[start Extracted records]
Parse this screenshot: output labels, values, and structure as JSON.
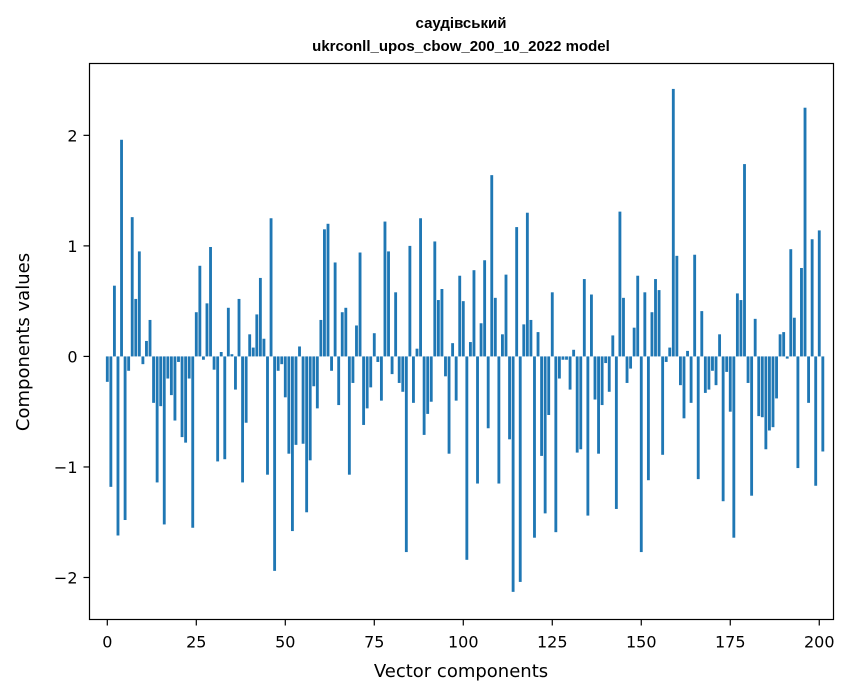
{
  "chart_data": {
    "type": "bar",
    "title_line1": "саудівський",
    "title_line2": "ukrconll_upos_cbow_200_10_2022 model",
    "xlabel": "Vector components",
    "ylabel": "Components values",
    "xlim": [
      -5,
      204
    ],
    "ylim": [
      -2.38,
      2.65
    ],
    "xticks": [
      0,
      25,
      50,
      75,
      100,
      125,
      150,
      175,
      200
    ],
    "yticks": [
      -2,
      -1,
      0,
      1,
      2
    ],
    "bar_color": "#1f77b4",
    "grid": false,
    "legend": "none",
    "values": [
      -0.23,
      -1.18,
      0.64,
      -1.62,
      1.96,
      -1.48,
      -0.13,
      1.26,
      0.52,
      0.95,
      -0.07,
      0.14,
      0.33,
      -0.42,
      -1.14,
      -0.45,
      -1.52,
      -0.2,
      -0.35,
      -0.58,
      -0.05,
      -0.73,
      -0.78,
      -0.2,
      -1.55,
      0.4,
      0.82,
      -0.03,
      0.48,
      0.99,
      -0.12,
      -0.95,
      0.04,
      -0.93,
      0.44,
      0.02,
      -0.3,
      0.52,
      -1.14,
      -0.6,
      0.2,
      0.08,
      0.38,
      0.71,
      0.16,
      -1.07,
      1.25,
      -1.94,
      -0.13,
      -0.07,
      -0.37,
      -0.88,
      -1.58,
      -0.8,
      0.09,
      -0.79,
      -1.41,
      -0.94,
      -0.27,
      -0.47,
      0.33,
      1.15,
      1.2,
      -0.13,
      0.85,
      -0.44,
      0.4,
      0.44,
      -1.07,
      -0.24,
      0.28,
      0.94,
      -0.62,
      -0.47,
      -0.28,
      0.21,
      -0.05,
      -0.4,
      1.22,
      0.95,
      -0.16,
      0.58,
      -0.24,
      -0.32,
      -1.77,
      1.0,
      -0.42,
      0.07,
      1.25,
      -0.71,
      -0.52,
      -0.41,
      1.04,
      0.51,
      0.61,
      -0.18,
      -0.88,
      0.12,
      -0.4,
      0.73,
      0.5,
      -1.84,
      0.13,
      0.78,
      -1.15,
      0.3,
      0.87,
      -0.65,
      1.64,
      0.53,
      -1.15,
      0.2,
      0.74,
      -0.75,
      -2.13,
      1.17,
      -2.04,
      0.29,
      1.3,
      0.33,
      -1.64,
      0.22,
      -0.9,
      -1.42,
      -0.53,
      0.58,
      -1.59,
      -0.2,
      -0.03,
      -0.03,
      -0.3,
      0.06,
      -0.87,
      -0.84,
      0.7,
      -1.44,
      0.56,
      -0.39,
      -0.88,
      -0.44,
      -0.06,
      -0.32,
      0.19,
      -1.38,
      1.31,
      0.53,
      -0.24,
      -0.11,
      0.26,
      0.73,
      -1.77,
      0.58,
      -1.12,
      0.4,
      0.7,
      0.6,
      -0.89,
      -0.05,
      0.08,
      2.42,
      0.91,
      -0.26,
      -0.56,
      0.05,
      -0.42,
      0.92,
      -1.11,
      0.41,
      -0.33,
      -0.3,
      -0.13,
      -0.26,
      0.2,
      -1.31,
      -0.14,
      -0.5,
      -1.64,
      0.57,
      0.51,
      1.74,
      -0.24,
      -1.26,
      0.34,
      -0.54,
      -0.55,
      -0.84,
      -0.67,
      -0.64,
      -0.38,
      0.2,
      0.22,
      -0.02,
      0.97,
      0.35,
      -1.01,
      0.8,
      2.25,
      -0.42,
      1.06,
      -1.17,
      1.14,
      -0.86
    ]
  }
}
[end Extracted records]
Leave out the pictures and repeat everything else in the records exactly.

*Answer below*
Parse this screenshot: output labels, values, and structure as JSON.
{
  "chart_data": {
    "type": "bar",
    "title_line1": "саудівський",
    "title_line2": "ukrconll_upos_cbow_200_10_2022 model",
    "xlabel": "Vector components",
    "ylabel": "Components values",
    "xlim": [
      -5,
      204
    ],
    "ylim": [
      -2.38,
      2.65
    ],
    "xticks": [
      0,
      25,
      50,
      75,
      100,
      125,
      150,
      175,
      200
    ],
    "yticks": [
      -2,
      -1,
      0,
      1,
      2
    ],
    "bar_color": "#1f77b4",
    "grid": false,
    "legend": "none",
    "values": [
      -0.23,
      -1.18,
      0.64,
      -1.62,
      1.96,
      -1.48,
      -0.13,
      1.26,
      0.52,
      0.95,
      -0.07,
      0.14,
      0.33,
      -0.42,
      -1.14,
      -0.45,
      -1.52,
      -0.2,
      -0.35,
      -0.58,
      -0.05,
      -0.73,
      -0.78,
      -0.2,
      -1.55,
      0.4,
      0.82,
      -0.03,
      0.48,
      0.99,
      -0.12,
      -0.95,
      0.04,
      -0.93,
      0.44,
      0.02,
      -0.3,
      0.52,
      -1.14,
      -0.6,
      0.2,
      0.08,
      0.38,
      0.71,
      0.16,
      -1.07,
      1.25,
      -1.94,
      -0.13,
      -0.07,
      -0.37,
      -0.88,
      -1.58,
      -0.8,
      0.09,
      -0.79,
      -1.41,
      -0.94,
      -0.27,
      -0.47,
      0.33,
      1.15,
      1.2,
      -0.13,
      0.85,
      -0.44,
      0.4,
      0.44,
      -1.07,
      -0.24,
      0.28,
      0.94,
      -0.62,
      -0.47,
      -0.28,
      0.21,
      -0.05,
      -0.4,
      1.22,
      0.95,
      -0.16,
      0.58,
      -0.24,
      -0.32,
      -1.77,
      1.0,
      -0.42,
      0.07,
      1.25,
      -0.71,
      -0.52,
      -0.41,
      1.04,
      0.51,
      0.61,
      -0.18,
      -0.88,
      0.12,
      -0.4,
      0.73,
      0.5,
      -1.84,
      0.13,
      0.78,
      -1.15,
      0.3,
      0.87,
      -0.65,
      1.64,
      0.53,
      -1.15,
      0.2,
      0.74,
      -0.75,
      -2.13,
      1.17,
      -2.04,
      0.29,
      1.3,
      0.33,
      -1.64,
      0.22,
      -0.9,
      -1.42,
      -0.53,
      0.58,
      -1.59,
      -0.2,
      -0.03,
      -0.03,
      -0.3,
      0.06,
      -0.87,
      -0.84,
      0.7,
      -1.44,
      0.56,
      -0.39,
      -0.88,
      -0.44,
      -0.06,
      -0.32,
      0.19,
      -1.38,
      1.31,
      0.53,
      -0.24,
      -0.11,
      0.26,
      0.73,
      -1.77,
      0.58,
      -1.12,
      0.4,
      0.7,
      0.6,
      -0.89,
      -0.05,
      0.08,
      2.42,
      0.91,
      -0.26,
      -0.56,
      0.05,
      -0.42,
      0.92,
      -1.11,
      0.41,
      -0.33,
      -0.3,
      -0.13,
      -0.26,
      0.2,
      -1.31,
      -0.14,
      -0.5,
      -1.64,
      0.57,
      0.51,
      1.74,
      -0.24,
      -1.26,
      0.34,
      -0.54,
      -0.55,
      -0.84,
      -0.67,
      -0.64,
      -0.38,
      0.2,
      0.22,
      -0.02,
      0.97,
      0.35,
      -1.01,
      0.8,
      2.25,
      -0.42,
      1.06,
      -1.17,
      1.14,
      -0.86
    ]
  }
}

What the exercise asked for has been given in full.